Goal - Omit every picture and output the rest of the records exactly as they are.

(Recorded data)
____________________
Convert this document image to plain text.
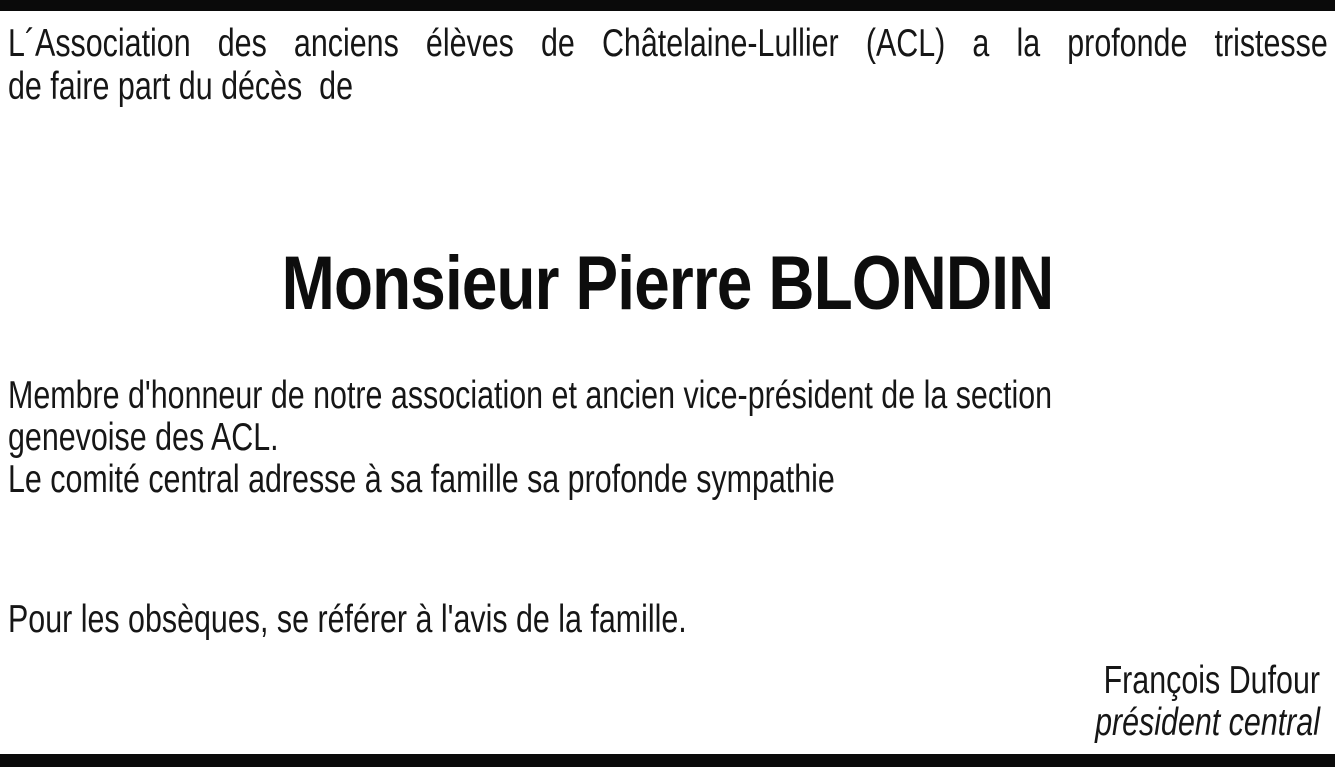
L´Association des anciens élèves de Châtelaine-Lullier (ACL) a la profonde tristesse
de faire part du décès  de
Monsieur Pierre BLONDIN
Membre d'honneur de notre association et ancien vice-président de la section
genevoise des ACL.
Le comité central adresse à sa famille sa profonde sympathie
Pour les obsèques, se référer à l'avis de la famille.
François Dufour
président central
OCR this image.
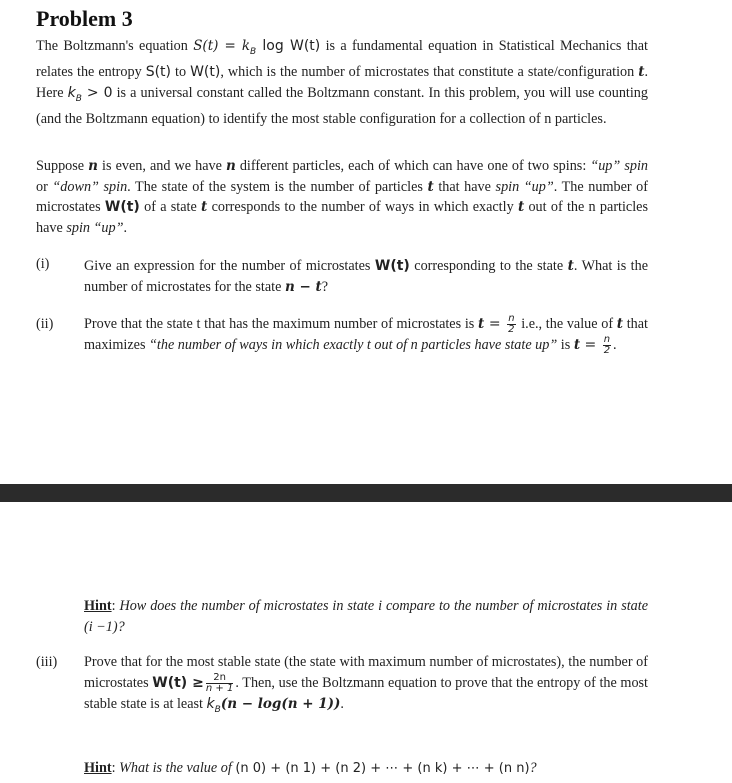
Problem 3
The Boltzmann's equation $S(t) = k_B$ log W(t) is a fundamental equation in Statistical Mechanics that relates the entropy S(t) to W(t), which is the number of microstates that constitute a state/configuration t. Here $k_B > 0$ is a universal constant called the Boltzmann constant. In this problem, you will use counting (and the Boltzmann equation) to identify the most stable configuration for a collection of n particles.
Suppose n is even, and we have n different particles, each of which can have one of two spins: “up” spin or “down” spin. The state of the system is the number of particles t that have spin “up”. The number of microstates W(t) of a state t corresponds to the number of ways in which exactly t out of the n particles have spin “up”.
(i) Give an expression for the number of microstates W(t) corresponding to the state t. What is the number of microstates for the state n − t?
(ii) Prove that the state t that has the maximum number of microstates is $t = \frac{n}{2} i.e$., the value of t that maximizes “the number of ways in which exactly t out of n particles have state up” is $t = \frac{n}{2}$ .
Hint: How does the number of microstates in state i compare to the number of microstates in state (i −1)?
(iii) Prove that for the most stable state (the state with maximum number of microstates), the number of microstates $W(t) \ge \frac{2n}{n + 1}$ . Then, use the Boltzmann equation to prove that the entropy of the most stable state is at least $k_B(n - \log(n + 1))$.
Hint: What is the value of (n 0) + (n 1) + (n 2) + ⋯ + (n k) + ⋯ + (n n)?
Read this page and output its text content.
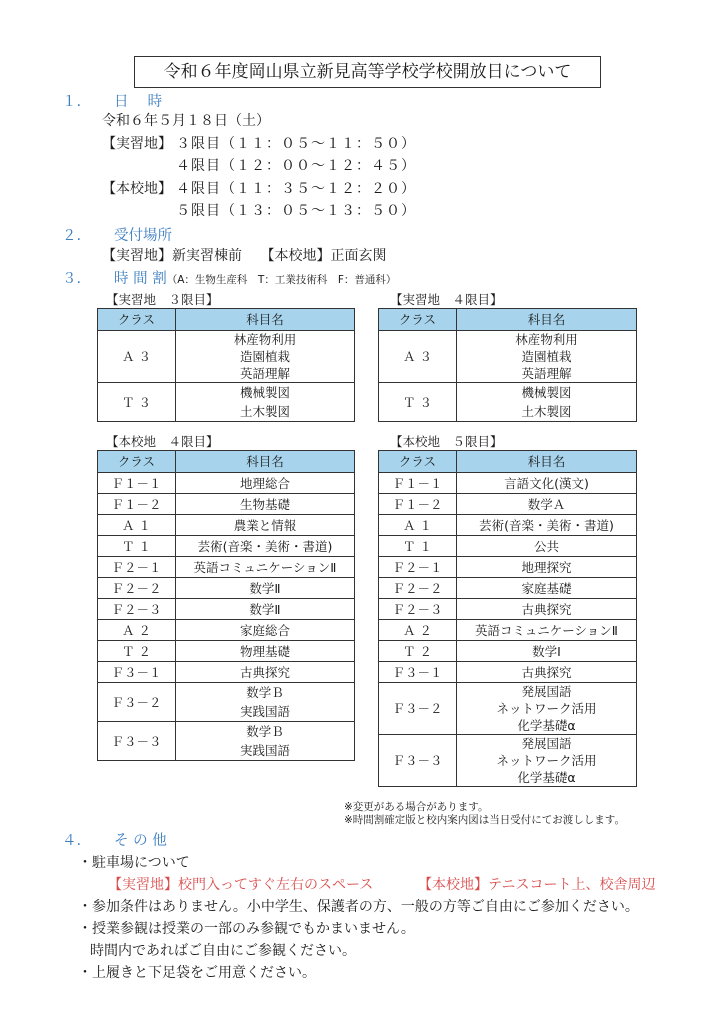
令和６年度岡山県立新見高等学校学校開放日について
１. 日　 時
令和６年５月１８日（土）
【実習地】 ３限目（１１：０５～１１：５０）
４限目（１２：００～１２：４５）
【本校地】 ４限目（１１：３５～１２：２０）
５限目（１３：０５～１３：５０）
２. 受付場所
【実習地】新実習棟前　 【本校地】正面玄関
３. 時 間 割（A：生物生産科　T：工業技術科　F：普通科）
【実習地　３限目】	【実習地　４限目】
【本校地　４限目】	【本校地　５限目】
クラス	科目名
Ａ ３	林産物利用
造園植栽
英語理解

Ｔ ３	機械製図
土木製図
クラス	科目名
Ａ ３	林産物利用
造園植栽
英語理解

Ｔ ３	機械製図
土木製図
クラス	科目名
Ｆ１－１	地理総合

Ｆ１－２	生物基礎

Ａ １	農業と情報

Ｔ １	芸術(音楽・美術・書道)

Ｆ２－１	英語コミュニケーションⅡ

Ｆ２－２	数学Ⅱ

Ｆ２－３	数学Ⅱ

Ａ ２	家庭総合

Ｔ ２	物理基礎

Ｆ３－１	古典探究

Ｆ３－２	数学Ｂ
実践国語

Ｆ３－３	数学Ｂ
実践国語
クラス	科目名
Ｆ１－１	言語文化(漢文)

Ｆ１－２	数学Ａ

Ａ １	芸術(音楽・美術・書道)

Ｔ １	公共

Ｆ２－１	地理探究

Ｆ２－２	家庭基礎

Ｆ２－３	古典探究

Ａ ２	英語コミュニケーションⅡ

Ｔ ２	数学Ⅰ

Ｆ３－１	古典探究

Ｆ３－２	発展国語
ネットワーク活用
化学基礎α

Ｆ３－３	発展国語
ネットワーク活用
化学基礎α
※変更がある場合があります。
※時間割確定版と校内案内図は当日受付にてお渡しします。
４. そ の 他
・駐車場について
【実習地】校門入ってすぐ左右のスペース	【本校地】テニスコート上、校舎周辺
・参加条件はありません。小中学生、保護者の方、一般の方等ご自由にご参加ください。
・授業参観は授業の一部のみ参観でもかまいません。
時間内であればご自由にご参観ください。
・上履きと下足袋をご用意ください。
____________________
Result of this task -
Convert this document image to plain text.
L´Association des anciens élèves de Châtelaine-Lullier (ACL) a la profonde tristesse
de faire part du décès  de
Monsieur Pierre BLONDIN
Membre d'honneur de notre association et ancien vice-président de la section
genevoise des ACL.
Le comité central adresse à sa famille sa profonde sympathie
Pour les obsèques, se référer à l'avis de la famille.
François Dufour
président central
OCR this image.
Problem 3
The Boltzmann's equation $S(t) = k_B$ log W(t) is a fundamental equation in Statistical Mechanics that relates the entropy S(t) to W(t), which is the number of microstates that constitute a state/configuration t. Here $k_B > 0$ is a universal constant called the Boltzmann constant. In this problem, you will use counting (and the Boltzmann equation) to identify the most stable configuration for a collection of n particles.
Suppose n is even, and we have n different particles, each of which can have one of two spins: “up” spin or “down” spin. The state of the system is the number of particles t that have spin “up”. The number of microstates W(t) of a state t corresponds to the number of ways in which exactly t out of the n particles have spin “up”.
(i) Give an expression for the number of microstates W(t) corresponding to the state t. What is the number of microstates for the state n − t?
(ii) Prove that the state t that has the maximum number of microstates is $t = \frac{n}{2} i.e$., the value of t that maximizes “the number of ways in which exactly t out of n particles have state up” is $t = \frac{n}{2}$ .
Hint: How does the number of microstates in state i compare to the number of microstates in state (i −1)?
(iii) Prove that for the most stable state (the state with maximum number of microstates), the number of microstates $W(t) \ge \frac{2n}{n + 1}$ . Then, use the Boltzmann equation to prove that the entropy of the most stable state is at least $k_B(n - \log(n + 1))$.
Hint: What is the value of (n 0) + (n 1) + (n 2) + ⋯ + (n k) + ⋯ + (n n)?
Read this page and output its text content.
令和６年度岡山県立新見高等学校学校開放日について
１. 日　 時
令和６年５月１８日（土）
【実習地】 ３限目（１１：０５～１１：５０）
４限目（１２：００～１２：４５）
【本校地】 ４限目（１１：３５～１２：２０）
５限目（１３：０５～１３：５０）
２. 受付場所
【実習地】新実習棟前　 【本校地】正面玄関
３. 時 間 割（A：生物生産科　T：工業技術科　F：普通科）
【実習地　３限目】	【実習地　４限目】
【本校地　４限目】	【本校地　５限目】
クラス	科目名
Ａ ３	林産物利用
造園植栽
英語理解

Ｔ ３	機械製図
土木製図
クラス	科目名
Ａ ３	林産物利用
造園植栽
英語理解

Ｔ ３	機械製図
土木製図
クラス	科目名
Ｆ１－１	地理総合

Ｆ１－２	生物基礎

Ａ １	農業と情報

Ｔ １	芸術(音楽・美術・書道)

Ｆ２－１	英語コミュニケーションⅡ

Ｆ２－２	数学Ⅱ

Ｆ２－３	数学Ⅱ

Ａ ２	家庭総合

Ｔ ２	物理基礎

Ｆ３－１	古典探究

Ｆ３－２	数学Ｂ
実践国語

Ｆ３－３	数学Ｂ
実践国語
クラス	科目名
Ｆ１－１	言語文化(漢文)

Ｆ１－２	数学Ａ

Ａ １	芸術(音楽・美術・書道)

Ｔ １	公共

Ｆ２－１	地理探究

Ｆ２－２	家庭基礎

Ｆ２－３	古典探究

Ａ ２	英語コミュニケーションⅡ

Ｔ ２	数学Ⅰ

Ｆ３－１	古典探究

Ｆ３－２	発展国語
ネットワーク活用
化学基礎α

Ｆ３－３	発展国語
ネットワーク活用
化学基礎α
※変更がある場合があります。
※時間割確定版と校内案内図は当日受付にてお渡しします。
４. そ の 他
・駐車場について
【実習地】校門入ってすぐ左右のスペース	【本校地】テニスコート上、校舎周辺
・参加条件はありません。小中学生、保護者の方、一般の方等ご自由にご参加ください。
・授業参観は授業の一部のみ参観でもかまいません。
時間内であればご自由にご参観ください。
・上履きと下足袋をご用意ください。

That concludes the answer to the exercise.